PROBLEM STATEMENT
Skip the images and return the records below exactly.

........

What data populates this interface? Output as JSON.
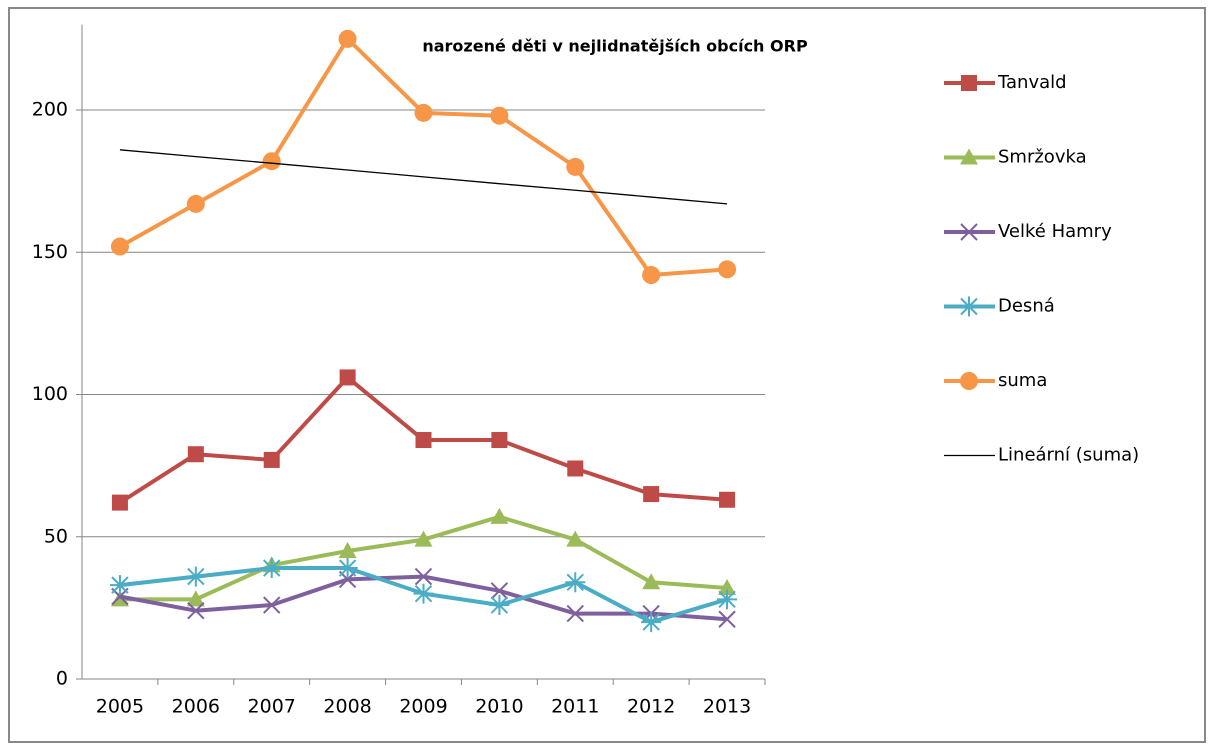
{
  "chart_data": {
    "type": "line",
    "title": "narozené děti v nejlidnatějších obcích ORP",
    "categories": [
      "2005",
      "2006",
      "2007",
      "2008",
      "2009",
      "2010",
      "2011",
      "2012",
      "2013"
    ],
    "series": [
      {
        "name": "Tanvald",
        "color": "#be4b48",
        "marker": "square",
        "values": [
          62,
          79,
          77,
          106,
          84,
          84,
          74,
          65,
          63
        ]
      },
      {
        "name": "Smržovka",
        "color": "#9bbb59",
        "marker": "triangle",
        "values": [
          28,
          28,
          40,
          45,
          49,
          57,
          49,
          34,
          32
        ]
      },
      {
        "name": "Velké Hamry",
        "color": "#7f609e",
        "marker": "x",
        "values": [
          29,
          24,
          26,
          35,
          36,
          31,
          23,
          23,
          21
        ]
      },
      {
        "name": "Desná",
        "color": "#4bacc6",
        "marker": "asterisk",
        "values": [
          33,
          36,
          39,
          39,
          30,
          26,
          34,
          20,
          28
        ]
      },
      {
        "name": "suma",
        "color": "#f79646",
        "marker": "circle",
        "values": [
          152,
          167,
          182,
          225,
          199,
          198,
          180,
          142,
          144
        ]
      },
      {
        "name": "Lineární (suma)",
        "color": "#000000",
        "marker": "none",
        "values": [
          186,
          183.6,
          181.3,
          178.9,
          176.5,
          174.1,
          171.8,
          169.4,
          167
        ]
      }
    ],
    "ylim": [
      0,
      230
    ],
    "yticks": [
      0,
      50,
      100,
      150,
      200
    ],
    "grid": true,
    "legend": "right"
  }
}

........

ANSWER TO THIS EXERCISE
What data populates this interface? Output as JSON.
{
  "chart_data": {
    "type": "line",
    "title": "narozené děti v nejlidnatějších obcích ORP",
    "categories": [
      "2005",
      "2006",
      "2007",
      "2008",
      "2009",
      "2010",
      "2011",
      "2012",
      "2013"
    ],
    "series": [
      {
        "name": "Tanvald",
        "color": "#be4b48",
        "marker": "square",
        "values": [
          62,
          79,
          77,
          106,
          84,
          84,
          74,
          65,
          63
        ]
      },
      {
        "name": "Smržovka",
        "color": "#9bbb59",
        "marker": "triangle",
        "values": [
          28,
          28,
          40,
          45,
          49,
          57,
          49,
          34,
          32
        ]
      },
      {
        "name": "Velké Hamry",
        "color": "#7f609e",
        "marker": "x",
        "values": [
          29,
          24,
          26,
          35,
          36,
          31,
          23,
          23,
          21
        ]
      },
      {
        "name": "Desná",
        "color": "#4bacc6",
        "marker": "asterisk",
        "values": [
          33,
          36,
          39,
          39,
          30,
          26,
          34,
          20,
          28
        ]
      },
      {
        "name": "suma",
        "color": "#f79646",
        "marker": "circle",
        "values": [
          152,
          167,
          182,
          225,
          199,
          198,
          180,
          142,
          144
        ]
      },
      {
        "name": "Lineární (suma)",
        "color": "#000000",
        "marker": "none",
        "values": [
          186,
          183.6,
          181.3,
          178.9,
          176.5,
          174.1,
          171.8,
          169.4,
          167
        ]
      }
    ],
    "ylim": [
      0,
      230
    ],
    "yticks": [
      0,
      50,
      100,
      150,
      200
    ],
    "grid": true,
    "legend": "right"
  }
}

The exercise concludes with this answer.